> _Exercise goal_: Scan the lines below; pull out those with "domini".

-- Start of Supplied entries --

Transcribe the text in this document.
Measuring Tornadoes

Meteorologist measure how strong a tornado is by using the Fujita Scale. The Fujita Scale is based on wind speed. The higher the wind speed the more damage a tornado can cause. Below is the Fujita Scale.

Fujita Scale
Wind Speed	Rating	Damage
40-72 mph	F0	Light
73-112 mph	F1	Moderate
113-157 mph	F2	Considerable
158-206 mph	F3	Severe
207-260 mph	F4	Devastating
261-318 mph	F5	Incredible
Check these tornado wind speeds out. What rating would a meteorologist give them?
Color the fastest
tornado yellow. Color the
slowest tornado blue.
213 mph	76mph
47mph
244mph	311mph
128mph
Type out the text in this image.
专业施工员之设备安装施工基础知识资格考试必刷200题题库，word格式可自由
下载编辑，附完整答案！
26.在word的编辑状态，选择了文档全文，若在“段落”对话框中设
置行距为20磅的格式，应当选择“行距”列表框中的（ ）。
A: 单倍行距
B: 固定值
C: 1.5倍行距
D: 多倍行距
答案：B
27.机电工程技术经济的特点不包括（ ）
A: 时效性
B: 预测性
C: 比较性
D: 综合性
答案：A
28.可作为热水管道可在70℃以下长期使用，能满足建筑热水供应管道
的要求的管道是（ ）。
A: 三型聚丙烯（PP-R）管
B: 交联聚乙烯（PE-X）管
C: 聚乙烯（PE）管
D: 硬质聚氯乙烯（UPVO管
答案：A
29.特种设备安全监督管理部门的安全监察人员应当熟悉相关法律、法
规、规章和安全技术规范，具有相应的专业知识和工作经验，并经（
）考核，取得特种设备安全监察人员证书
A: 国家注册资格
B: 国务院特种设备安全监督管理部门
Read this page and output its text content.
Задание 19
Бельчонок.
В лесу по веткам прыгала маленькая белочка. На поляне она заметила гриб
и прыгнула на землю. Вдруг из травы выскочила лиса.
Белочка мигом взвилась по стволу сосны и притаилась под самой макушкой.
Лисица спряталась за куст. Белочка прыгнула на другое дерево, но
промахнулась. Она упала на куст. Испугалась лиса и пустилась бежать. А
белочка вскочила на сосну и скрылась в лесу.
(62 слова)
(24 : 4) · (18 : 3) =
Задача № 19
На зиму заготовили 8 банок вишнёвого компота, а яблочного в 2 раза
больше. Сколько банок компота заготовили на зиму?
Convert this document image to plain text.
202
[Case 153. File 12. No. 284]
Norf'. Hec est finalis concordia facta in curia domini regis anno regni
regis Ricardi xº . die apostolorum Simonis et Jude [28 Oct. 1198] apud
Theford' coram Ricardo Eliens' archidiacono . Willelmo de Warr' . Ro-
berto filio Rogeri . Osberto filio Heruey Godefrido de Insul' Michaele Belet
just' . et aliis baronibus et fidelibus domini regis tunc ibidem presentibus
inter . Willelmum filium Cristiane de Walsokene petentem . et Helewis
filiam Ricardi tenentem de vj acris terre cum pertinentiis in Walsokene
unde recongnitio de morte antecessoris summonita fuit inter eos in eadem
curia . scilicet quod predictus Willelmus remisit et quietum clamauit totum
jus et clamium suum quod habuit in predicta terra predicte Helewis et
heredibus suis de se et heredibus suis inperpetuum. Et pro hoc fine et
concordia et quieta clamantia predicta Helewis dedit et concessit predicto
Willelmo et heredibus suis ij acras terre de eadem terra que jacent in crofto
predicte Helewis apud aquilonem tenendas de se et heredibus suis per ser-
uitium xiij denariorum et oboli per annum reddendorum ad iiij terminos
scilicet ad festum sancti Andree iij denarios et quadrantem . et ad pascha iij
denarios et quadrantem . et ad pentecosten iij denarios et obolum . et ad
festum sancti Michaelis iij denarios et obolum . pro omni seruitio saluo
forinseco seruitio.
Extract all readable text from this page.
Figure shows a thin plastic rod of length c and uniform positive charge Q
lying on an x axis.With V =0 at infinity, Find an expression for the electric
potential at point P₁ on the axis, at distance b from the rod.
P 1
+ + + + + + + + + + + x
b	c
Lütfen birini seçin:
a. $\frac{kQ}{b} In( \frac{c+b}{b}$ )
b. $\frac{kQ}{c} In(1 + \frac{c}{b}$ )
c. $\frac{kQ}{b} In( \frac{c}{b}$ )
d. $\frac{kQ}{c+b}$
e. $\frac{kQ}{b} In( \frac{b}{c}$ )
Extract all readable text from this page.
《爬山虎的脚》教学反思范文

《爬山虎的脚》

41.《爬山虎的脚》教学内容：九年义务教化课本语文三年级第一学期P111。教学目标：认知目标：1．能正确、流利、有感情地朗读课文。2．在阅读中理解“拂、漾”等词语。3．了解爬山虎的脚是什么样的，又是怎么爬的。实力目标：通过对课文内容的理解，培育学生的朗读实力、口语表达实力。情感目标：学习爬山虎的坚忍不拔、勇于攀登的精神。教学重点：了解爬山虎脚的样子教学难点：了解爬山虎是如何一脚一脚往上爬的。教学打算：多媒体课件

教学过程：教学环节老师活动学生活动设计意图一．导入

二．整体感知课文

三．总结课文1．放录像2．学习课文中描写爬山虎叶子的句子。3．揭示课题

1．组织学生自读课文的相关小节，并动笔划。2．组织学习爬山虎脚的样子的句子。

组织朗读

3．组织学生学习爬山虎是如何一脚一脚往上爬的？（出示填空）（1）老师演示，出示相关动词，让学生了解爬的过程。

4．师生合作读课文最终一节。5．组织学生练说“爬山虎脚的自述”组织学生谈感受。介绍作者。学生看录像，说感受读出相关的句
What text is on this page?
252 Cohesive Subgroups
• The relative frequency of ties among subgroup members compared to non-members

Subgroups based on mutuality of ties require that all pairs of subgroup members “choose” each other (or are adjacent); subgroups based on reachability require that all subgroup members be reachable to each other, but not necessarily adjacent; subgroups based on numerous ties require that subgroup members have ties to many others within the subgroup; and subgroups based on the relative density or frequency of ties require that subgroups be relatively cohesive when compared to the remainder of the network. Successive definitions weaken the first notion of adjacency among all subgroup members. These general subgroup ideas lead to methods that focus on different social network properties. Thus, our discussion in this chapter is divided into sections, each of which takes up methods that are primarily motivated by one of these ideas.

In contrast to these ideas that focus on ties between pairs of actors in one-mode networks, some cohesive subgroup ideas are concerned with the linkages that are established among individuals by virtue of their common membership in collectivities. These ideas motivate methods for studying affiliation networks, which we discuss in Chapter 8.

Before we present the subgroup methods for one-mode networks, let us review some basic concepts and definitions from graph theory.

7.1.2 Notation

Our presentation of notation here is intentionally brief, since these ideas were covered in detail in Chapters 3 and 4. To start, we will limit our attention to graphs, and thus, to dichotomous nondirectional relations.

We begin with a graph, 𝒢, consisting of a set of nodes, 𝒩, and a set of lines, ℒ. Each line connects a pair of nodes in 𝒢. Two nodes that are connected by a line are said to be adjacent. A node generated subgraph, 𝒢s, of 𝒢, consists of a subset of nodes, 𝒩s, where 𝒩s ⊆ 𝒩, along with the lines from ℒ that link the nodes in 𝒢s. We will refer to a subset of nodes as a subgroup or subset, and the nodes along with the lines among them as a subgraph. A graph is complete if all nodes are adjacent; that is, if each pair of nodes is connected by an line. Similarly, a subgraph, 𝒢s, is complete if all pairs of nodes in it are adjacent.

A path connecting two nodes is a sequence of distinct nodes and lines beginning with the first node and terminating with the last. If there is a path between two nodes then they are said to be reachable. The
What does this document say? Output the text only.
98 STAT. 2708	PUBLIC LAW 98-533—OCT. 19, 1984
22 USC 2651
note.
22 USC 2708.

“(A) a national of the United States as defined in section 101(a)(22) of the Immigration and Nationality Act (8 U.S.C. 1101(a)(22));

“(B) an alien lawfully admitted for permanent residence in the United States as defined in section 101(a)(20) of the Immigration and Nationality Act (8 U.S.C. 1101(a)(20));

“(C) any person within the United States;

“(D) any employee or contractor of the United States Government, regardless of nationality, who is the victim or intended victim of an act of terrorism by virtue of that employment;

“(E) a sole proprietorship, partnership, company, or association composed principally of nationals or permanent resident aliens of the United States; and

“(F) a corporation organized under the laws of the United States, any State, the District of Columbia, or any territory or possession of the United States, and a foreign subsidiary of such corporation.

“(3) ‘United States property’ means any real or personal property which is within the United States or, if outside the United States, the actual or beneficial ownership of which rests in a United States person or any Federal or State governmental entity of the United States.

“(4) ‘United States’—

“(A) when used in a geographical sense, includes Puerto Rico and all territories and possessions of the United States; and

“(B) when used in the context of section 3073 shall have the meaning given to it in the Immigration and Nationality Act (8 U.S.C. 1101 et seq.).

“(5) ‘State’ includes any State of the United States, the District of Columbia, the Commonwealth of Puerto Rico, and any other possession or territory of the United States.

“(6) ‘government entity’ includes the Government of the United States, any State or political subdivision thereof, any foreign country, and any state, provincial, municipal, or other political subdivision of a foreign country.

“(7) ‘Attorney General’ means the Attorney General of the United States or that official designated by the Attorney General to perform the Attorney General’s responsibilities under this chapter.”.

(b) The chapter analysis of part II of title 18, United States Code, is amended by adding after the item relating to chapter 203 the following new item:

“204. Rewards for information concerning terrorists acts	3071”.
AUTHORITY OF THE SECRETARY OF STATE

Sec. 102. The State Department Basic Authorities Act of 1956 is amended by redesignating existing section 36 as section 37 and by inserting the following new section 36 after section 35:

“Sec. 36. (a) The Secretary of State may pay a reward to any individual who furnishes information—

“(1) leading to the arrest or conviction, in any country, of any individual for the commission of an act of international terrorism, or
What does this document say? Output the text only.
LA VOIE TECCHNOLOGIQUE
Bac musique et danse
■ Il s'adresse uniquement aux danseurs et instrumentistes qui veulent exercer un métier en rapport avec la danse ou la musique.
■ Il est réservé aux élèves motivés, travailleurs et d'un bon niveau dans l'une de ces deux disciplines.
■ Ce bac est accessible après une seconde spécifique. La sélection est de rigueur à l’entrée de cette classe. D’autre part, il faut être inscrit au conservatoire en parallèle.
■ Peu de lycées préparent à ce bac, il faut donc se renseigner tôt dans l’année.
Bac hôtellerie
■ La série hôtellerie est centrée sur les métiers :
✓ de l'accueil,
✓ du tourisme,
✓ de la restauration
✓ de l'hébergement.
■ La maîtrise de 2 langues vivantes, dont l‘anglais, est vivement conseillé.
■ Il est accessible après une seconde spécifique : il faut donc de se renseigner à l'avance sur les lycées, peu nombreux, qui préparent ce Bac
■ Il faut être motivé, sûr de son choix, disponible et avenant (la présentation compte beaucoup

-- End of Supplied entries --

> _Task response_:
Norf'. Hec est finalis concordia facta in curia domini regis anno regni
just' . et aliis baronibus et fidelibus domini regis tunc ibidem presentibus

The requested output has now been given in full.